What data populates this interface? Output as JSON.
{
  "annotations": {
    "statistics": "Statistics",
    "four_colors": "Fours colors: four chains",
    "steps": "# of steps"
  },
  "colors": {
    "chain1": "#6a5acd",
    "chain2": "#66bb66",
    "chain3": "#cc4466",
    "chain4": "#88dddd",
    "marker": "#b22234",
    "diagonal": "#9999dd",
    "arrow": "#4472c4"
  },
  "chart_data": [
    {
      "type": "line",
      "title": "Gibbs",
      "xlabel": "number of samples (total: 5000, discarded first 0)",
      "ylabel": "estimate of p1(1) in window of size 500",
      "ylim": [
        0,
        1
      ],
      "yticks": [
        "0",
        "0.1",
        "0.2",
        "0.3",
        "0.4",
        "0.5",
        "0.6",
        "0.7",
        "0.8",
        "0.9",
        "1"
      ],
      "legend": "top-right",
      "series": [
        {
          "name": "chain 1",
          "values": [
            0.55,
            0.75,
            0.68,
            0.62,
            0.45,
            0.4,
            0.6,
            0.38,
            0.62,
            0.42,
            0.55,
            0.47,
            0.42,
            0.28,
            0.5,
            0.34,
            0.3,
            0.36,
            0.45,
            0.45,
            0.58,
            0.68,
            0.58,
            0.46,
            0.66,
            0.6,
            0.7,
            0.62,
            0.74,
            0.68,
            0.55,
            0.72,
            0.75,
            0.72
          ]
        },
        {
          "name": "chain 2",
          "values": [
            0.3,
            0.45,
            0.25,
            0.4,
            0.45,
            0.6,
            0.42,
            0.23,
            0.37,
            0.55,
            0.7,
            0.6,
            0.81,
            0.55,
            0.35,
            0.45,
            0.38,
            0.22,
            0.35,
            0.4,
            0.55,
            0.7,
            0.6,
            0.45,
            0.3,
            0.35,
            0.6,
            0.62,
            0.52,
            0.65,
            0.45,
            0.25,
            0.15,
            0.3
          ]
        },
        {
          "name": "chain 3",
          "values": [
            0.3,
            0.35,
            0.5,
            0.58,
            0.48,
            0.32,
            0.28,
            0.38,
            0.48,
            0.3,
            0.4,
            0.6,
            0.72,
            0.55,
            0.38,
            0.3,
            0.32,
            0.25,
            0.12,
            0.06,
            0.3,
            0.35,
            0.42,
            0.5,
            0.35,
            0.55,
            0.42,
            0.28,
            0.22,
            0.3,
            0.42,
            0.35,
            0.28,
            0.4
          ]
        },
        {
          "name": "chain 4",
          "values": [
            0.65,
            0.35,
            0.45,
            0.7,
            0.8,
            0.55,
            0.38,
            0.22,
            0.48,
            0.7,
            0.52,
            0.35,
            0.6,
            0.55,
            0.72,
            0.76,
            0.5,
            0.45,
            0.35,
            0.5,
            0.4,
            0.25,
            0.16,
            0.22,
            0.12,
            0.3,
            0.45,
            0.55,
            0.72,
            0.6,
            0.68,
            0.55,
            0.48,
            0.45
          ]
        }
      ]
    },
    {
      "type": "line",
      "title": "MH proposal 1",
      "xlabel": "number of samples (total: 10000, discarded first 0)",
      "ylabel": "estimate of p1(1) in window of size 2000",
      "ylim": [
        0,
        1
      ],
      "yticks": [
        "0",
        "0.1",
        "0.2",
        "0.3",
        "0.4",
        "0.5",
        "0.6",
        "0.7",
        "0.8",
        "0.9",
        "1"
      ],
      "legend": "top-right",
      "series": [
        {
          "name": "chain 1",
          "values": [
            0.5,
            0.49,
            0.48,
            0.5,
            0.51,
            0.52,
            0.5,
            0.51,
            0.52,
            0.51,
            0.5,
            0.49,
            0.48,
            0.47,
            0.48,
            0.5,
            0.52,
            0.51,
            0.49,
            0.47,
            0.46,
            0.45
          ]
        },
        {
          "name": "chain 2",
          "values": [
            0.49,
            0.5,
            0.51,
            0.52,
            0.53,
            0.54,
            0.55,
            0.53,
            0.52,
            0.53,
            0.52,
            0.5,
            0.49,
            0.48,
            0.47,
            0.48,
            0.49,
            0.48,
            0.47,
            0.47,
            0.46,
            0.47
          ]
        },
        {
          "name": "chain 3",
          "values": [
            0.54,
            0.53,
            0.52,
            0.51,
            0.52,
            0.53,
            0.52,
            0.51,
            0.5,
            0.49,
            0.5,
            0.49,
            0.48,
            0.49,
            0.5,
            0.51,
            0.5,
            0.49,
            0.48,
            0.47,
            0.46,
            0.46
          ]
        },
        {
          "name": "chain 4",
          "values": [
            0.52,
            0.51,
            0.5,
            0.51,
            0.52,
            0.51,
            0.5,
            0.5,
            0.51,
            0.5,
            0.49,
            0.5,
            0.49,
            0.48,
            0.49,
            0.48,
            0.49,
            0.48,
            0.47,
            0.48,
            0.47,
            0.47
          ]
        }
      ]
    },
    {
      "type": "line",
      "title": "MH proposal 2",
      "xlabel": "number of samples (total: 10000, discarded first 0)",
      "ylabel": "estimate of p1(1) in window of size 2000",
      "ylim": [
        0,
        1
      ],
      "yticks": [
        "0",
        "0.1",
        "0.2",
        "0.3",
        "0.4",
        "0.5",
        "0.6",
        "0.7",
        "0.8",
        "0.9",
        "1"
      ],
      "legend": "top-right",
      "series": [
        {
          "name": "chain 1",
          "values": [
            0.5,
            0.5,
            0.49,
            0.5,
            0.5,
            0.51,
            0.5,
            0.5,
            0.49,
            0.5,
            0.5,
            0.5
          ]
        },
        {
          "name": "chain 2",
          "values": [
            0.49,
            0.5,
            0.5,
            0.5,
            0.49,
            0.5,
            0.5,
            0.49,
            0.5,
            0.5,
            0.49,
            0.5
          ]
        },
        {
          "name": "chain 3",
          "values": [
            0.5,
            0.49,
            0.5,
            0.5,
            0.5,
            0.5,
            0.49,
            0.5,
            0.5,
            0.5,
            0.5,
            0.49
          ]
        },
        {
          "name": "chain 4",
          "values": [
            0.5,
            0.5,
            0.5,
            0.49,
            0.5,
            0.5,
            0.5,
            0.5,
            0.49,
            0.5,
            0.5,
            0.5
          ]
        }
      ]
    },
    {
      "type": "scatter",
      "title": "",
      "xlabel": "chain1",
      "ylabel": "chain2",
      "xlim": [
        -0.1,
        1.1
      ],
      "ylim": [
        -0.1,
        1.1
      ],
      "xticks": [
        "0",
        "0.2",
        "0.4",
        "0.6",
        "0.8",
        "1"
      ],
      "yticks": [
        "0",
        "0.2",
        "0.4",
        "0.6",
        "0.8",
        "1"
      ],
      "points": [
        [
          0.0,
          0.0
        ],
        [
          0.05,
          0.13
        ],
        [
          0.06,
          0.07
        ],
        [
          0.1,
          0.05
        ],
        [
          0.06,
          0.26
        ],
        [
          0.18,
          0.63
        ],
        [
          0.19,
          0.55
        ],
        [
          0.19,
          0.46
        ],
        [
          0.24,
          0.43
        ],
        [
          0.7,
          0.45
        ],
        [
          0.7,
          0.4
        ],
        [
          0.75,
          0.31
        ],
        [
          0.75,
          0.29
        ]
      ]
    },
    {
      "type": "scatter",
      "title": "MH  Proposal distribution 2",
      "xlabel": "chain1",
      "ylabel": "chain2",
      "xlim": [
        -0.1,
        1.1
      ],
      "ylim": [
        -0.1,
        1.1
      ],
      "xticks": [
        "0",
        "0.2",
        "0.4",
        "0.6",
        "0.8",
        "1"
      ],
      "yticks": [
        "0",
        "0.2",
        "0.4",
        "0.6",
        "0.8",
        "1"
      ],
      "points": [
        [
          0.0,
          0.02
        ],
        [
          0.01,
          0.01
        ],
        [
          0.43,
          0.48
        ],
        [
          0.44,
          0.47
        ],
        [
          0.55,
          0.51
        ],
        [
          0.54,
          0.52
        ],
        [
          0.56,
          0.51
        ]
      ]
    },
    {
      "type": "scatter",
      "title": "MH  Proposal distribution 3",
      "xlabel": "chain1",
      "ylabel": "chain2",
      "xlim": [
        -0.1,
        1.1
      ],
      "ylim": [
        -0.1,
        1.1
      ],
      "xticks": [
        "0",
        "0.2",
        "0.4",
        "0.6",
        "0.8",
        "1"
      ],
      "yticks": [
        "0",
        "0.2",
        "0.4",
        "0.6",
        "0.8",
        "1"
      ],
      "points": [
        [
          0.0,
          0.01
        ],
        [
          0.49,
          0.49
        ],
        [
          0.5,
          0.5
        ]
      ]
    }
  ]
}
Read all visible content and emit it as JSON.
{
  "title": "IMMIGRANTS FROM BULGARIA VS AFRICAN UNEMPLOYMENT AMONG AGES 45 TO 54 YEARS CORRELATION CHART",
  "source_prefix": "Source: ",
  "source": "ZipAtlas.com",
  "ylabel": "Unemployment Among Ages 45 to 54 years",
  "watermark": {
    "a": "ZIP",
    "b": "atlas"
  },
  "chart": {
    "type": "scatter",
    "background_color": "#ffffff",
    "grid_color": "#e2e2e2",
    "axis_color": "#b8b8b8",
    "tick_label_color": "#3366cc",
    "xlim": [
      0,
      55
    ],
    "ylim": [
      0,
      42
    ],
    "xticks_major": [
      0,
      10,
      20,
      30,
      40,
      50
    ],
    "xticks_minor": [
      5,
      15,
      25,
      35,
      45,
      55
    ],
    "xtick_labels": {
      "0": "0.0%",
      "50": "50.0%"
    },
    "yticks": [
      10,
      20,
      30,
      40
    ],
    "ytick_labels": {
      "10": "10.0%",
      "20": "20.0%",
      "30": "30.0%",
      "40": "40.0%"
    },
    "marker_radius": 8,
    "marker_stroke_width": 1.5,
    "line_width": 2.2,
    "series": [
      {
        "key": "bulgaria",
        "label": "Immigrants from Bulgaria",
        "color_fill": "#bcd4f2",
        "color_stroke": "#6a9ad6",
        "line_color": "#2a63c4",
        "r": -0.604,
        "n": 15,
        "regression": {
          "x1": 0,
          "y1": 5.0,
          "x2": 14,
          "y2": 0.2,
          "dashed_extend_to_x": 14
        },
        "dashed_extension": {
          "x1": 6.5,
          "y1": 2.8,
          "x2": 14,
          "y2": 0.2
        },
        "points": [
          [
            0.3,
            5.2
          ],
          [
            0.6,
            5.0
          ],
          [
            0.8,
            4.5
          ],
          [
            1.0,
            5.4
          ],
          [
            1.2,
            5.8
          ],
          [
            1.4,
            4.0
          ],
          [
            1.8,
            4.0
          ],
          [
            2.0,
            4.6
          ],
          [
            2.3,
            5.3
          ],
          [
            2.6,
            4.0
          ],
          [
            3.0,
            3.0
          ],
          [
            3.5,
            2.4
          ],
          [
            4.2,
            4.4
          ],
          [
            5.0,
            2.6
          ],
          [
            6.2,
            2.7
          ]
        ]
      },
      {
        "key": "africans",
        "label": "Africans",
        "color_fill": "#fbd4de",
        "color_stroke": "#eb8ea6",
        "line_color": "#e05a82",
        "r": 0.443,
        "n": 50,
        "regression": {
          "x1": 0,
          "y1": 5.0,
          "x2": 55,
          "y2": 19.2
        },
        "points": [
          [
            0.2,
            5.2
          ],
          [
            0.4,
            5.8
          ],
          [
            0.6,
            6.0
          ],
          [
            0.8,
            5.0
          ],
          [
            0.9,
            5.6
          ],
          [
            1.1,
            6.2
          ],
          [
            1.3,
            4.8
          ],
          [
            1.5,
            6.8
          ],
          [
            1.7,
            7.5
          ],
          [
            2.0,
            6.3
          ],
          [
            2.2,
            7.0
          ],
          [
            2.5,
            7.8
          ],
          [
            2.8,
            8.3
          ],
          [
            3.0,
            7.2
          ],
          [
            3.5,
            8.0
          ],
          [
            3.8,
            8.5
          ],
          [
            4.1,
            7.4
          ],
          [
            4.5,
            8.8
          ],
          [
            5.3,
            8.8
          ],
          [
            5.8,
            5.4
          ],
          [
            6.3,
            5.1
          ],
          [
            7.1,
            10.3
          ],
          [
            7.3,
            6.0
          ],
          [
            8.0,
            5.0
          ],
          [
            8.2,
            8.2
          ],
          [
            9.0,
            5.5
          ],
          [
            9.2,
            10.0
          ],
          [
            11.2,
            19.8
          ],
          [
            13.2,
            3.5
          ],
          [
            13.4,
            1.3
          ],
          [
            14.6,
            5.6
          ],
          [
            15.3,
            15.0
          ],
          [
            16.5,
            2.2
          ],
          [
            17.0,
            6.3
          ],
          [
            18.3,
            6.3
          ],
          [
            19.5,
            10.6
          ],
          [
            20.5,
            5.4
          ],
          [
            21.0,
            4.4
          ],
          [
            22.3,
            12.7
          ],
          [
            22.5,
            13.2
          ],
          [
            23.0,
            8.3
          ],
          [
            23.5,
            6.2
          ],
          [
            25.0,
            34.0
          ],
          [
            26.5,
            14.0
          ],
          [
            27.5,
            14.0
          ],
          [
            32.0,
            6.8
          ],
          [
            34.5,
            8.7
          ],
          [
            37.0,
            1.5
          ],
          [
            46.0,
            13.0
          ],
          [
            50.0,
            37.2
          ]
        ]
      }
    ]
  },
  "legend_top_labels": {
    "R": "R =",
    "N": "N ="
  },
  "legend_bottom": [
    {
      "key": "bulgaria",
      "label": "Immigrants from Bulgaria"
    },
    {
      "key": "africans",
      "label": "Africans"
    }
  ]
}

■ WORK TO BE COMPLETED:
Check each line of the data above for the word "distribution" and say how many lines contain it, giving nothing besides the number.

■ COMPLETED EXERCISE:
2